(Data excerpts)
= = = = =

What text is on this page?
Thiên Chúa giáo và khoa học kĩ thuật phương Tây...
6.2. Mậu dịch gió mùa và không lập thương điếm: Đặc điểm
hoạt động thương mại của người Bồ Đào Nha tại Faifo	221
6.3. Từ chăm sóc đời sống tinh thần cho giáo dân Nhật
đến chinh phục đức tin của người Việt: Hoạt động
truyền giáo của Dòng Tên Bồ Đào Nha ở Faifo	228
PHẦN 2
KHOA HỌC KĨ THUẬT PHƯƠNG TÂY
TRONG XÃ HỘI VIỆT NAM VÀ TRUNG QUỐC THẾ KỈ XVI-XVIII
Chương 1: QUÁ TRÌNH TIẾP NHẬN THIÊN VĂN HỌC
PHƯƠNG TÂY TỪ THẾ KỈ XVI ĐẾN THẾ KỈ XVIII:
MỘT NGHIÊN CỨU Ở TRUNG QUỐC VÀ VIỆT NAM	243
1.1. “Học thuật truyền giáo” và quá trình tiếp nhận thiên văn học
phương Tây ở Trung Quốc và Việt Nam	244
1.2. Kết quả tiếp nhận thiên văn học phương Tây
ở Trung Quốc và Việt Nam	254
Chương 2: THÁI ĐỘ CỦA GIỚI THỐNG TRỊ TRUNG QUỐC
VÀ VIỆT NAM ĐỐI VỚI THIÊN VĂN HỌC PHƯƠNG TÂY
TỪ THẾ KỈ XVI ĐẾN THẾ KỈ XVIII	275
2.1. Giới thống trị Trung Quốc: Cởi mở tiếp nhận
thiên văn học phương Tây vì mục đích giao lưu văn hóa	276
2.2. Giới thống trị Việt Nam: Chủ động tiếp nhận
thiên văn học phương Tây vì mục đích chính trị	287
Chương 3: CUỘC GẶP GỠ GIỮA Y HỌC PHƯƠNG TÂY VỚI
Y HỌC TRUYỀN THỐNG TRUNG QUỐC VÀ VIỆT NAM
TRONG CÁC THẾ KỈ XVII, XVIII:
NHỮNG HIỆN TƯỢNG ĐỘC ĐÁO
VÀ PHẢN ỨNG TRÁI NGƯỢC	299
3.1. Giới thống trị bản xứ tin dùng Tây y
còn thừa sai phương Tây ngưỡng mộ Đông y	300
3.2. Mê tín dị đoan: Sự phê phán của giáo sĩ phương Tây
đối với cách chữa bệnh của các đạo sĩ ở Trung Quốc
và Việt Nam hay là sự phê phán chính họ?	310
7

= = = = =

## WHAT TO PRODUCE
The data above must be returned in full, exactly as written.

## FINISHED TASK
What text is on this page?
Thiên Chúa giáo và khoa học kĩ thuật phương Tây...
6.2. Mậu dịch gió mùa và không lập thương điếm: Đặc điểm
hoạt động thương mại của người Bồ Đào Nha tại Faifo	221
6.3. Từ chăm sóc đời sống tinh thần cho giáo dân Nhật
đến chinh phục đức tin của người Việt: Hoạt động
truyền giáo của Dòng Tên Bồ Đào Nha ở Faifo	228
PHẦN 2
KHOA HỌC KĨ THUẬT PHƯƠNG TÂY
TRONG XÃ HỘI VIỆT NAM VÀ TRUNG QUỐC THẾ KỈ XVI-XVIII
Chương 1: QUÁ TRÌNH TIẾP NHẬN THIÊN VĂN HỌC
PHƯƠNG TÂY TỪ THẾ KỈ XVI ĐẾN THẾ KỈ XVIII:
MỘT NGHIÊN CỨU Ở TRUNG QUỐC VÀ VIỆT NAM	243
1.1. “Học thuật truyền giáo” và quá trình tiếp nhận thiên văn học
phương Tây ở Trung Quốc và Việt Nam	244
1.2. Kết quả tiếp nhận thiên văn học phương Tây
ở Trung Quốc và Việt Nam	254
Chương 2: THÁI ĐỘ CỦA GIỚI THỐNG TRỊ TRUNG QUỐC
VÀ VIỆT NAM ĐỐI VỚI THIÊN VĂN HỌC PHƯƠNG TÂY
TỪ THẾ KỈ XVI ĐẾN THẾ KỈ XVIII	275
2.1. Giới thống trị Trung Quốc: Cởi mở tiếp nhận
thiên văn học phương Tây vì mục đích giao lưu văn hóa	276
2.2. Giới thống trị Việt Nam: Chủ động tiếp nhận
thiên văn học phương Tây vì mục đích chính trị	287
Chương 3: CUỘC GẶP GỠ GIỮA Y HỌC PHƯƠNG TÂY VỚI
Y HỌC TRUYỀN THỐNG TRUNG QUỐC VÀ VIỆT NAM
TRONG CÁC THẾ KỈ XVII, XVIII:
NHỮNG HIỆN TƯỢNG ĐỘC ĐÁO
VÀ PHẢN ỨNG TRÁI NGƯỢC	299
3.1. Giới thống trị bản xứ tin dùng Tây y
còn thừa sai phương Tây ngưỡng mộ Đông y	300
3.2. Mê tín dị đoan: Sự phê phán của giáo sĩ phương Tây
đối với cách chữa bệnh của các đạo sĩ ở Trung Quốc
và Việt Nam hay là sự phê phán chính họ?	310
7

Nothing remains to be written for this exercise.